EXERCISE MATERIALS

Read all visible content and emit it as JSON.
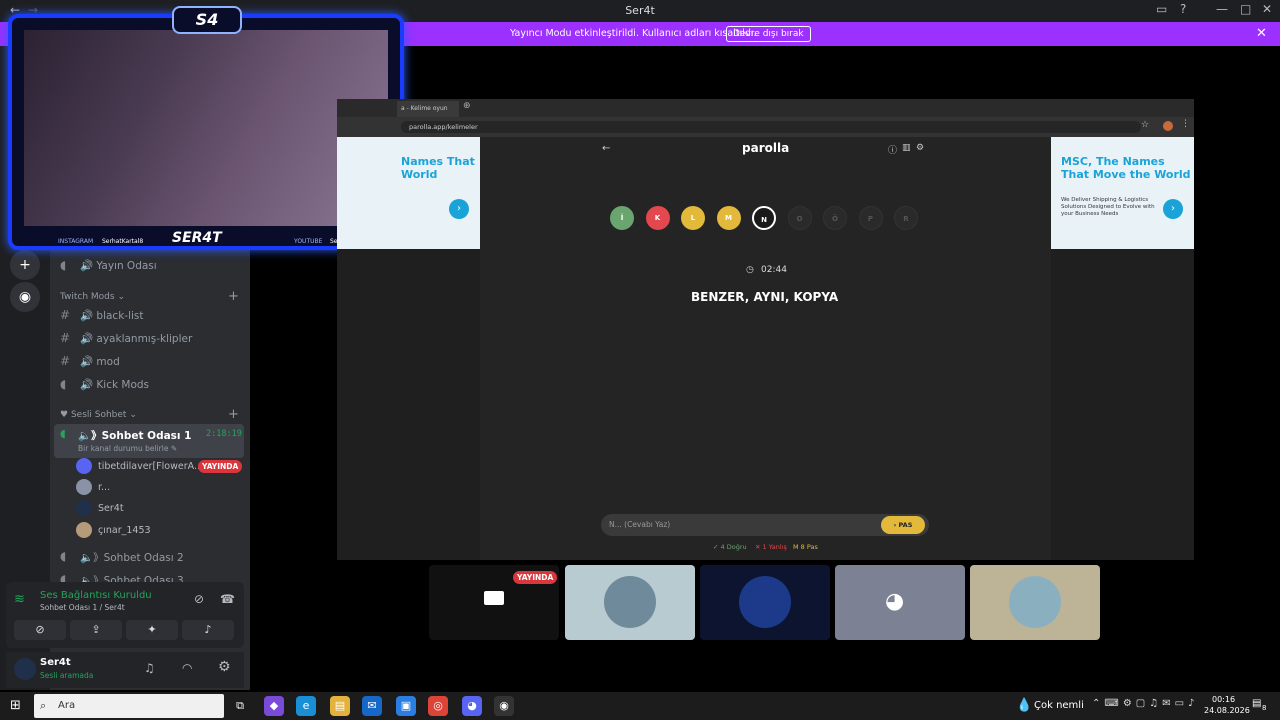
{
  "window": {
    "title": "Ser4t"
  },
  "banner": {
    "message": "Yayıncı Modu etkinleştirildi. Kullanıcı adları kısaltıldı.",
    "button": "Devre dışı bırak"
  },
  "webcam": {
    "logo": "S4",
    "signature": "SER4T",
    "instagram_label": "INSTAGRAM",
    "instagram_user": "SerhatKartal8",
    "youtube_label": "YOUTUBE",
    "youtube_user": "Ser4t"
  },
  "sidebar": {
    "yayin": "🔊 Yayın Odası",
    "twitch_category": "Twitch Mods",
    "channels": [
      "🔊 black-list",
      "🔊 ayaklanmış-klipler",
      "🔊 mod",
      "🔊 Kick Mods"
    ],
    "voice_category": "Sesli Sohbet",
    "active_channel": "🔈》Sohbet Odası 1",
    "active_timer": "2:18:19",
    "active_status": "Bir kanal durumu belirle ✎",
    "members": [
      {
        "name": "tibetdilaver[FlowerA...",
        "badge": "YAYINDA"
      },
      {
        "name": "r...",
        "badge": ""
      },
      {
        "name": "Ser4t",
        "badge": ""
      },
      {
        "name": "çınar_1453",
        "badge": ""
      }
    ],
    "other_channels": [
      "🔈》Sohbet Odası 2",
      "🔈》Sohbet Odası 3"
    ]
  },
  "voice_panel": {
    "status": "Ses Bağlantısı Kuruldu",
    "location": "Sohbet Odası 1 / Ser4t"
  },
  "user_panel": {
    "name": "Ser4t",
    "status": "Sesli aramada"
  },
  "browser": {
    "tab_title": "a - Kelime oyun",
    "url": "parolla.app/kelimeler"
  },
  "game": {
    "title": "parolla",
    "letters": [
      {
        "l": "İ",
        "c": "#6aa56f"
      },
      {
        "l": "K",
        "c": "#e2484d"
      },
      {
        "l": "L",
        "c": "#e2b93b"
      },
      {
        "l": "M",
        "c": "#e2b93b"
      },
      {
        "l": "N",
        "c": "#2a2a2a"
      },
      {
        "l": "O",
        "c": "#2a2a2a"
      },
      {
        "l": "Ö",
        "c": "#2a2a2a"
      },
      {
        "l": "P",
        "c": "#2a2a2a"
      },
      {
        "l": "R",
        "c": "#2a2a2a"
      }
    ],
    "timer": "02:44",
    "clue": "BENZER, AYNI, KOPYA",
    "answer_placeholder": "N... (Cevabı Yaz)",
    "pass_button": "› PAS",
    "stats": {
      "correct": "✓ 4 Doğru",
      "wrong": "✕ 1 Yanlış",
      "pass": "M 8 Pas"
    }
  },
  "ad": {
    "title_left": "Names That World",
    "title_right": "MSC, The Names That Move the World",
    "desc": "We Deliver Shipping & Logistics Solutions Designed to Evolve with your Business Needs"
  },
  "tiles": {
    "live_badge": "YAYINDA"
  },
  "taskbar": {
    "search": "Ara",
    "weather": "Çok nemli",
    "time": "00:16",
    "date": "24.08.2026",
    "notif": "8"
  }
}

--

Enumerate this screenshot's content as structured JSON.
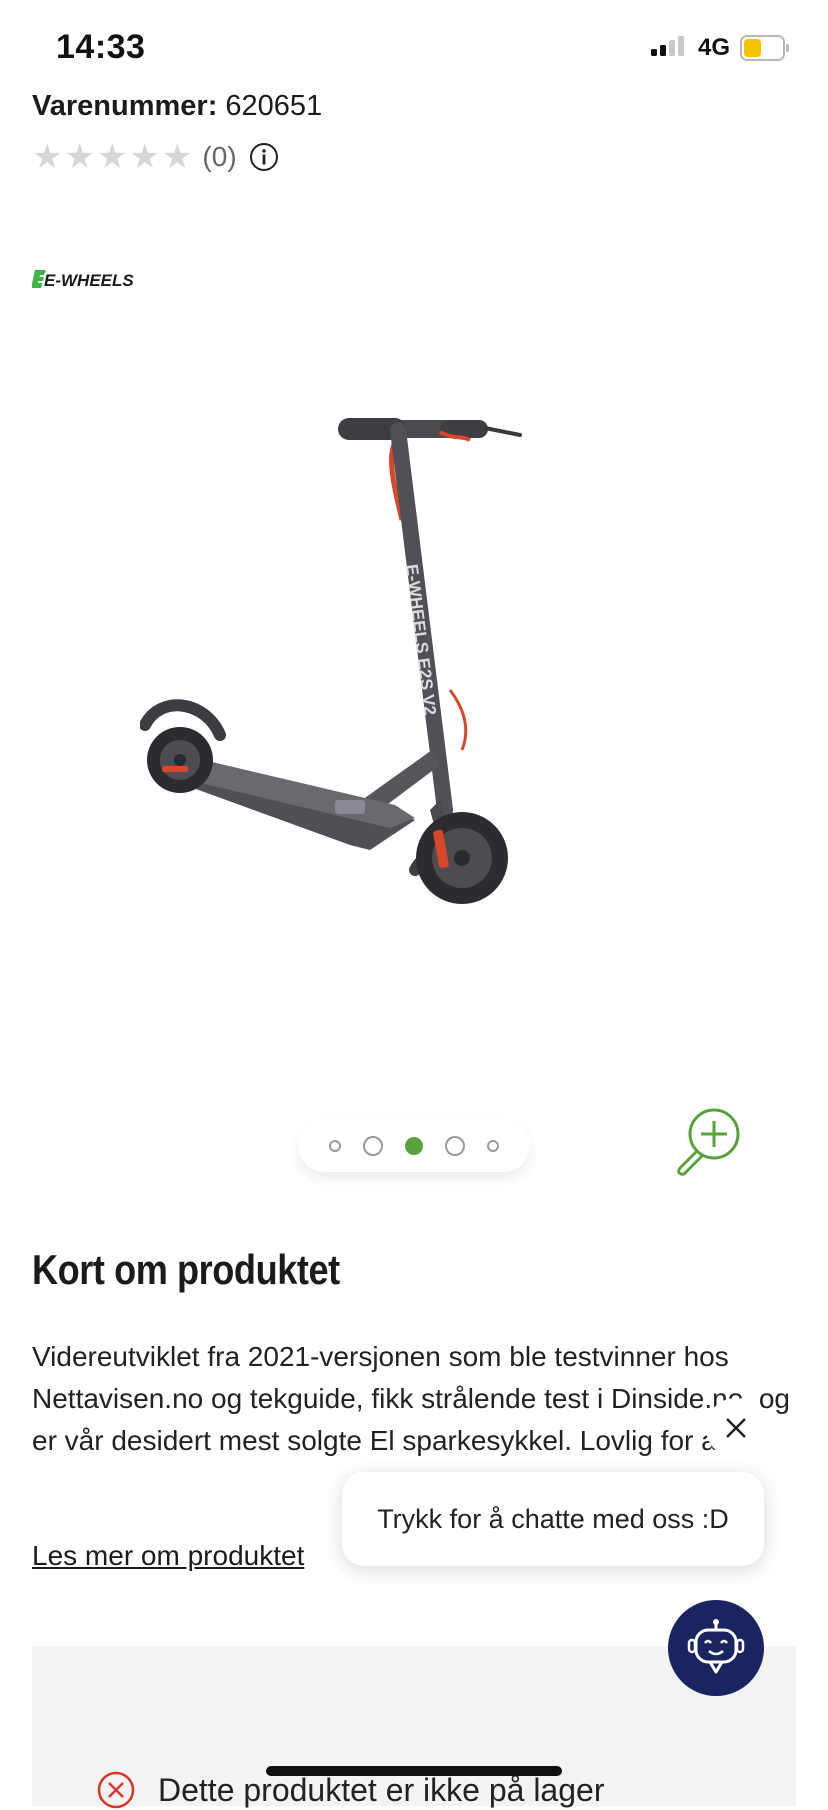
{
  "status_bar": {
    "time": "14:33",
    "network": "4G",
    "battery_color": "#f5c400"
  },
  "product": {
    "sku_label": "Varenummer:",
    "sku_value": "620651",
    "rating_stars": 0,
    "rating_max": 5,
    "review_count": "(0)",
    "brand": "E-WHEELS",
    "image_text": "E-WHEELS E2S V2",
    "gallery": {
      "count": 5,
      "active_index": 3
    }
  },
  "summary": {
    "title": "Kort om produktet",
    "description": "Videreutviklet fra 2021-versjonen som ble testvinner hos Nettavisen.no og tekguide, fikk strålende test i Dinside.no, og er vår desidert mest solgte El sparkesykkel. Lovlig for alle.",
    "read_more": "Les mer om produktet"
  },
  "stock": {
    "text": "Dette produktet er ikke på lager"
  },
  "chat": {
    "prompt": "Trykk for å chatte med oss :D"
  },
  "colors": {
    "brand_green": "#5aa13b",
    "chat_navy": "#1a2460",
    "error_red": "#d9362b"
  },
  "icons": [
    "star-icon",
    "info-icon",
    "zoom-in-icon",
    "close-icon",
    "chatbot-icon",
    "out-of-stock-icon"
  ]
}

--

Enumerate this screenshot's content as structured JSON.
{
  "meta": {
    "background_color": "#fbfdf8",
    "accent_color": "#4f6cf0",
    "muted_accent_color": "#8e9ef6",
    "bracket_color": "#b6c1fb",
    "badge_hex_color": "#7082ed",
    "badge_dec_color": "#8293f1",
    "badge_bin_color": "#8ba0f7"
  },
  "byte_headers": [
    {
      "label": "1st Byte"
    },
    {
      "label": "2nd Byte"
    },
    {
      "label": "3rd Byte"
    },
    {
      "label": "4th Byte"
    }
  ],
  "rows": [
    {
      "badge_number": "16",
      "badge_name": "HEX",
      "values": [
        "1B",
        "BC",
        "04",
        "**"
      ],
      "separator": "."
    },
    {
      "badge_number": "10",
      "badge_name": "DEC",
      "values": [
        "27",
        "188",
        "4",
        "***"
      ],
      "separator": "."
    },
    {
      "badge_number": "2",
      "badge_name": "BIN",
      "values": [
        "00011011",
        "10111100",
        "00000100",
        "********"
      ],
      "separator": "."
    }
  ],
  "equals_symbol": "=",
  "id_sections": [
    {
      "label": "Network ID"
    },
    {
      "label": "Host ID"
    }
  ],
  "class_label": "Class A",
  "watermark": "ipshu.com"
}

WHAT YOU NEED TO DO
Count every line above that holds the string "Mods" and give the total, nothing more.

CORRECT ANSWER
2